Skip the pictures. Transcribe the rest of the data below without changing a word.

[Dataset items]
··········

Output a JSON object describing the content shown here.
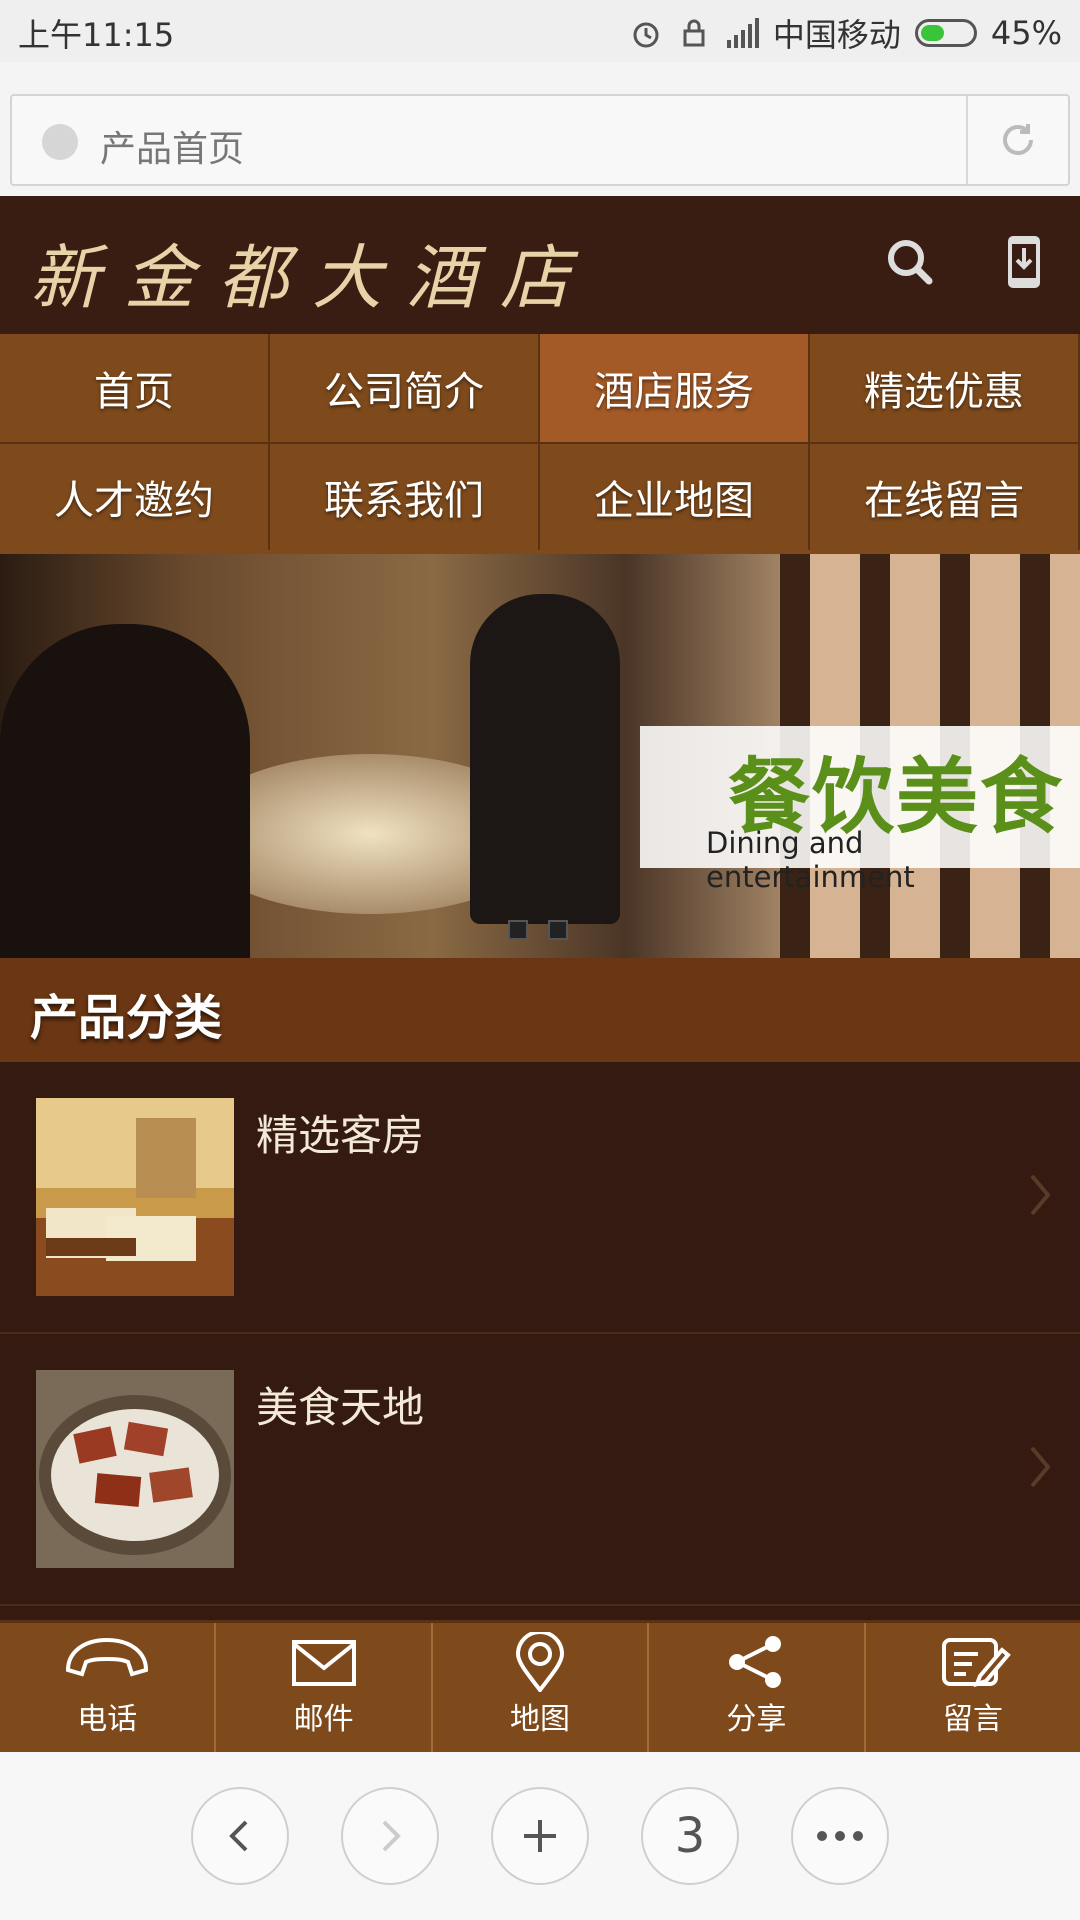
{
  "status": {
    "time": "上午11:15",
    "carrier": "中国移动",
    "battery": "45%",
    "battery_level": 0.45
  },
  "urlbar": {
    "text": "产品首页"
  },
  "header": {
    "logo": "新金都大酒店"
  },
  "menu": {
    "row1": [
      "首页",
      "公司简介",
      "酒店服务",
      "精选优惠"
    ],
    "row2": [
      "人才邀约",
      "联系我们",
      "企业地图",
      "在线留言"
    ],
    "active": "酒店服务"
  },
  "banner": {
    "title_cn": "餐饮美食",
    "title_en": "Dining and entertainment"
  },
  "section": {
    "title": "产品分类"
  },
  "products": [
    {
      "label": "精选客房",
      "icon": "hotel-room-photo"
    },
    {
      "label": "美食天地",
      "icon": "food-photo"
    }
  ],
  "tabbar": {
    "items": [
      {
        "label": "电话",
        "icon": "phone-icon"
      },
      {
        "label": "邮件",
        "icon": "mail-icon"
      },
      {
        "label": "地图",
        "icon": "map-pin-icon"
      },
      {
        "label": "分享",
        "icon": "share-icon"
      },
      {
        "label": "留言",
        "icon": "message-icon"
      }
    ]
  },
  "browser": {
    "tabs_count": "3"
  },
  "colors": {
    "header": "#3a1d12",
    "menu": "#7e4a1c",
    "active": "#a45a26",
    "section": "#6b3613",
    "list": "#341a10"
  }
}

··········

▶ Answer to this task:
Output a JSON object describing the content shown here.
{
  "status": {
    "time": "上午11:15",
    "carrier": "中国移动",
    "battery": "45%",
    "battery_level": 0.45
  },
  "urlbar": {
    "text": "产品首页"
  },
  "header": {
    "logo": "新金都大酒店"
  },
  "menu": {
    "row1": [
      "首页",
      "公司简介",
      "酒店服务",
      "精选优惠"
    ],
    "row2": [
      "人才邀约",
      "联系我们",
      "企业地图",
      "在线留言"
    ],
    "active": "酒店服务"
  },
  "banner": {
    "title_cn": "餐饮美食",
    "title_en": "Dining and entertainment"
  },
  "section": {
    "title": "产品分类"
  },
  "products": [
    {
      "label": "精选客房",
      "icon": "hotel-room-photo"
    },
    {
      "label": "美食天地",
      "icon": "food-photo"
    }
  ],
  "tabbar": {
    "items": [
      {
        "label": "电话",
        "icon": "phone-icon"
      },
      {
        "label": "邮件",
        "icon": "mail-icon"
      },
      {
        "label": "地图",
        "icon": "map-pin-icon"
      },
      {
        "label": "分享",
        "icon": "share-icon"
      },
      {
        "label": "留言",
        "icon": "message-icon"
      }
    ]
  },
  "browser": {
    "tabs_count": "3"
  },
  "colors": {
    "header": "#3a1d12",
    "menu": "#7e4a1c",
    "active": "#a45a26",
    "section": "#6b3613",
    "list": "#341a10"
  }
}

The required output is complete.